### Task prompt
All records must be quoted exactly. Omit the pictures.

### Data excerpts
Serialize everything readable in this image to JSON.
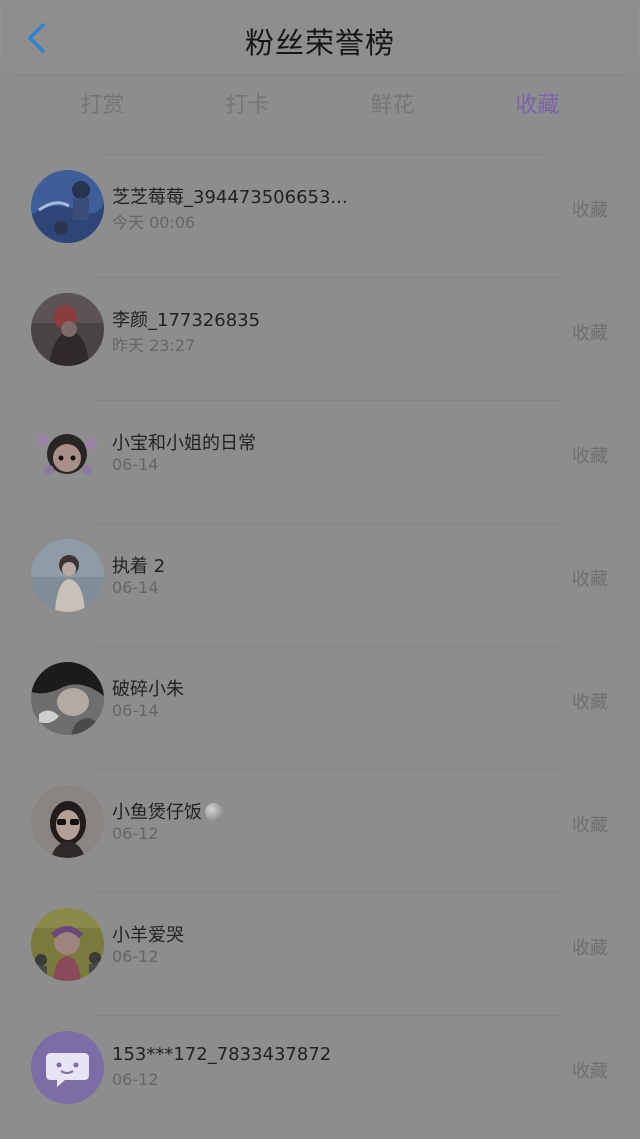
{
  "header": {
    "title": "粉丝荣誉榜",
    "back_icon": "chevron-left-icon",
    "back_color": "#2f80d1"
  },
  "tabs": [
    {
      "label": "打赏"
    },
    {
      "label": "打卡"
    },
    {
      "label": "鲜花"
    },
    {
      "label": "收藏",
      "active": true
    }
  ],
  "active_color": "#7b63a8",
  "rows": [
    {
      "name": "芝芝莓莓_394473506653...",
      "time": "今天 00:06",
      "action": "收藏"
    },
    {
      "name": "李颜_177326835",
      "time": "昨天 23:27",
      "action": "收藏"
    },
    {
      "name": "小宝和小姐的日常",
      "time": "06-14",
      "action": "收藏"
    },
    {
      "name": "执着 2",
      "time": "06-14",
      "action": "收藏"
    },
    {
      "name": "破碎小朱",
      "time": "06-14",
      "action": "收藏"
    },
    {
      "name": "小鱼煲仔饭",
      "time": "06-12",
      "action": "收藏",
      "emoji": "moon-icon"
    },
    {
      "name": "小羊爱哭",
      "time": "06-12",
      "action": "收藏"
    },
    {
      "name": "153***172_7833437872",
      "time": "06-12",
      "action": "收藏"
    }
  ]
}
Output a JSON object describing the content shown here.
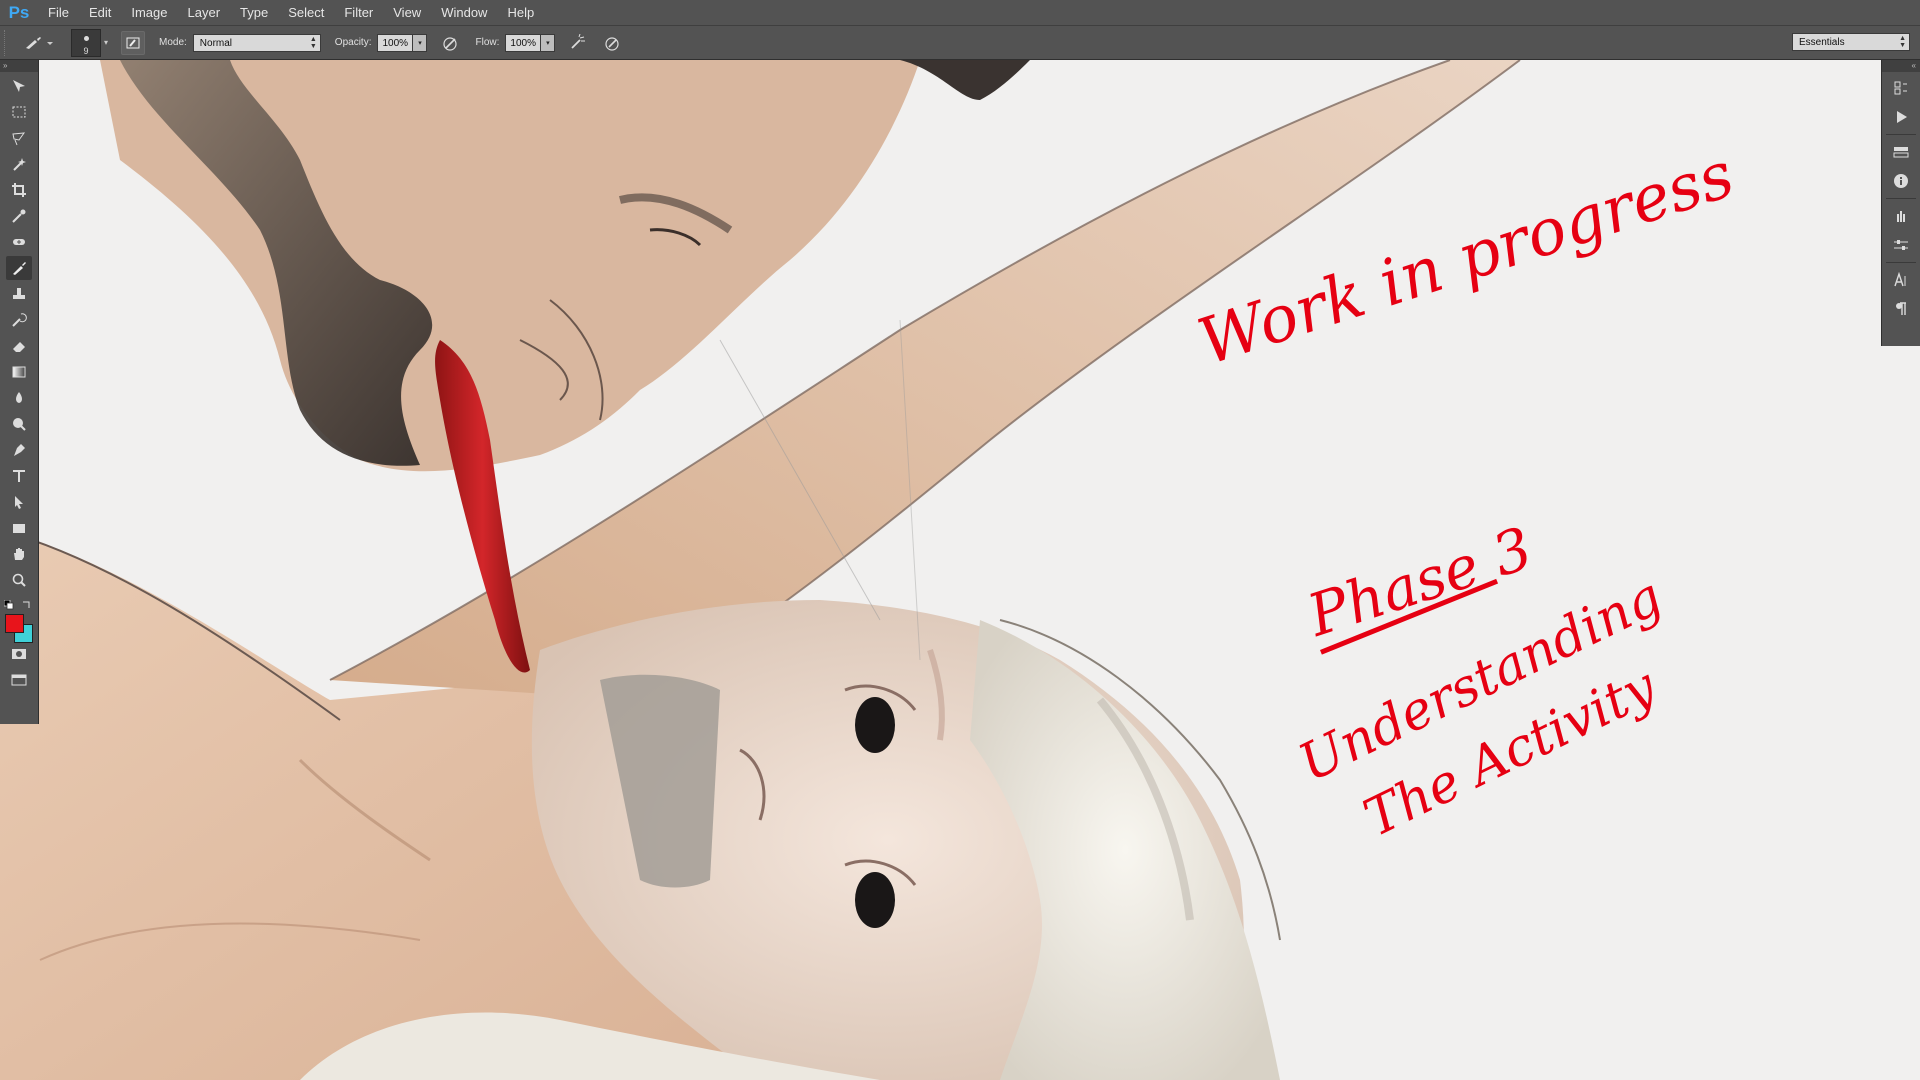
{
  "app": {
    "logo": "Ps"
  },
  "menu": [
    "File",
    "Edit",
    "Image",
    "Layer",
    "Type",
    "Select",
    "Filter",
    "View",
    "Window",
    "Help"
  ],
  "options": {
    "brush_size": "9",
    "mode_label": "Mode:",
    "mode_value": "Normal",
    "opacity_label": "Opacity:",
    "opacity_value": "100%",
    "flow_label": "Flow:",
    "flow_value": "100%",
    "workspace": "Essentials"
  },
  "colors": {
    "foreground": "#e8141b",
    "background": "#3fd1d8",
    "annotation": "#e60012"
  },
  "canvas": {
    "annotations": [
      "Work in progress",
      "Phase 3",
      "Understanding",
      "The Activity"
    ]
  },
  "tools": [
    "move-tool-icon",
    "marquee-tool-icon",
    "lasso-tool-icon",
    "magic-wand-tool-icon",
    "crop-tool-icon",
    "eyedropper-tool-icon",
    "spot-healing-tool-icon",
    "brush-tool-icon",
    "clone-stamp-tool-icon",
    "history-brush-tool-icon",
    "eraser-tool-icon",
    "gradient-tool-icon",
    "blur-tool-icon",
    "dodge-tool-icon",
    "pen-tool-icon",
    "type-tool-icon",
    "path-selection-tool-icon",
    "rectangle-tool-icon",
    "hand-tool-icon",
    "zoom-tool-icon"
  ],
  "dock": [
    "history-panel-icon",
    "actions-panel-icon",
    "properties-panel-icon",
    "info-panel-icon",
    "brush-presets-panel-icon",
    "adjustments-panel-icon",
    "character-panel-icon",
    "paragraph-panel-icon"
  ]
}
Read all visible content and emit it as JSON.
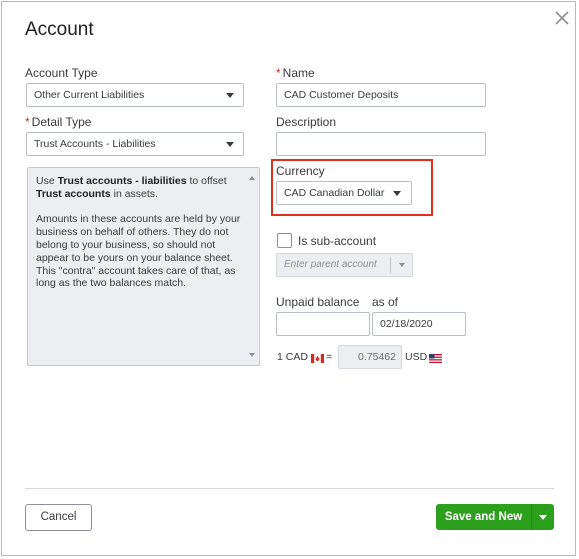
{
  "dialog": {
    "title": "Account",
    "close_icon": "close-icon"
  },
  "account_type": {
    "label": "Account Type",
    "value": "Other Current Liabilities"
  },
  "detail_type": {
    "required_mark": "*",
    "label": "Detail Type",
    "value": "Trust Accounts - Liabilities"
  },
  "help": {
    "p1_pre": "Use ",
    "p1_bold1": "Trust accounts - liabilities",
    "p1_mid": " to offset ",
    "p1_bold2": "Trust accounts",
    "p1_post": " in assets.",
    "p2": "Amounts in these accounts are held by your business on behalf of others. They do not belong to your business, so should not appear to be yours on your balance sheet. This \"contra\" account takes care of that, as long as the two balances match."
  },
  "name": {
    "required_mark": "*",
    "label": "Name",
    "value": "CAD Customer Deposits"
  },
  "description": {
    "label": "Description",
    "value": ""
  },
  "currency": {
    "label": "Currency",
    "value": "CAD Canadian Dollar",
    "highlight_color": "#e0301e"
  },
  "sub_account": {
    "label": "Is sub-account",
    "checked": false,
    "parent_placeholder": "Enter parent account"
  },
  "unpaid_balance": {
    "label": "Unpaid balance",
    "value": "",
    "as_of_label": "as of",
    "date": "02/18/2020"
  },
  "exchange": {
    "from_prefix": "1 CAD",
    "equals": "=",
    "rate": "0.75462",
    "to_currency": "USD"
  },
  "footer": {
    "cancel_label": "Cancel",
    "save_label": "Save and New",
    "save_color": "#2ca01c"
  }
}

### The result
Serialize everything readable in this image to JSON.
{
  "header": {
    "title": "粉丝荣誉榜",
    "back_icon": "chevron-left-icon",
    "back_color": "#2f80d1"
  },
  "tabs": [
    {
      "label": "打赏"
    },
    {
      "label": "打卡"
    },
    {
      "label": "鲜花"
    },
    {
      "label": "收藏",
      "active": true
    }
  ],
  "active_color": "#7b63a8",
  "rows": [
    {
      "name": "芝芝莓莓_394473506653...",
      "time": "今天 00:06",
      "action": "收藏"
    },
    {
      "name": "李颜_177326835",
      "time": "昨天 23:27",
      "action": "收藏"
    },
    {
      "name": "小宝和小姐的日常",
      "time": "06-14",
      "action": "收藏"
    },
    {
      "name": "执着 2",
      "time": "06-14",
      "action": "收藏"
    },
    {
      "name": "破碎小朱",
      "time": "06-14",
      "action": "收藏"
    },
    {
      "name": "小鱼煲仔饭",
      "time": "06-12",
      "action": "收藏",
      "emoji": "moon-icon"
    },
    {
      "name": "小羊爱哭",
      "time": "06-12",
      "action": "收藏"
    },
    {
      "name": "153***172_7833437872",
      "time": "06-12",
      "action": "收藏"
    }
  ]
}
Output a JSON object describing the content shown here.
{
  "app": {
    "logo": "Ps"
  },
  "menu": [
    "File",
    "Edit",
    "Image",
    "Layer",
    "Type",
    "Select",
    "Filter",
    "View",
    "Window",
    "Help"
  ],
  "options": {
    "brush_size": "9",
    "mode_label": "Mode:",
    "mode_value": "Normal",
    "opacity_label": "Opacity:",
    "opacity_value": "100%",
    "flow_label": "Flow:",
    "flow_value": "100%",
    "workspace": "Essentials"
  },
  "colors": {
    "foreground": "#e8141b",
    "background": "#3fd1d8",
    "annotation": "#e60012"
  },
  "canvas": {
    "annotations": [
      "Work in progress",
      "Phase 3",
      "Understanding",
      "The Activity"
    ]
  },
  "tools": [
    "move-tool-icon",
    "marquee-tool-icon",
    "lasso-tool-icon",
    "magic-wand-tool-icon",
    "crop-tool-icon",
    "eyedropper-tool-icon",
    "spot-healing-tool-icon",
    "brush-tool-icon",
    "clone-stamp-tool-icon",
    "history-brush-tool-icon",
    "eraser-tool-icon",
    "gradient-tool-icon",
    "blur-tool-icon",
    "dodge-tool-icon",
    "pen-tool-icon",
    "type-tool-icon",
    "path-selection-tool-icon",
    "rectangle-tool-icon",
    "hand-tool-icon",
    "zoom-tool-icon"
  ],
  "dock": [
    "history-panel-icon",
    "actions-panel-icon",
    "properties-panel-icon",
    "info-panel-icon",
    "brush-presets-panel-icon",
    "adjustments-panel-icon",
    "character-panel-icon",
    "paragraph-panel-icon"
  ]
}
Read all visible content and emit it as JSON.
{
  "dialog": {
    "title": "Account",
    "close_icon": "close-icon"
  },
  "account_type": {
    "label": "Account Type",
    "value": "Other Current Liabilities"
  },
  "detail_type": {
    "required_mark": "*",
    "label": "Detail Type",
    "value": "Trust Accounts - Liabilities"
  },
  "help": {
    "p1_pre": "Use ",
    "p1_bold1": "Trust accounts - liabilities",
    "p1_mid": " to offset ",
    "p1_bold2": "Trust accounts",
    "p1_post": " in assets.",
    "p2": "Amounts in these accounts are held by your business on behalf of others. They do not belong to your business, so should not appear to be yours on your balance sheet. This \"contra\" account takes care of that, as long as the two balances match."
  },
  "name": {
    "required_mark": "*",
    "label": "Name",
    "value": "CAD Customer Deposits"
  },
  "description": {
    "label": "Description",
    "value": ""
  },
  "currency": {
    "label": "Currency",
    "value": "CAD Canadian Dollar",
    "highlight_color": "#e0301e"
  },
  "sub_account": {
    "label": "Is sub-account",
    "checked": false,
    "parent_placeholder": "Enter parent account"
  },
  "unpaid_balance": {
    "label": "Unpaid balance",
    "value": "",
    "as_of_label": "as of",
    "date": "02/18/2020"
  },
  "exchange": {
    "from_prefix": "1 CAD",
    "equals": "=",
    "rate": "0.75462",
    "to_currency": "USD"
  },
  "footer": {
    "cancel_label": "Cancel",
    "save_label": "Save and New",
    "save_color": "#2ca01c"
  }
}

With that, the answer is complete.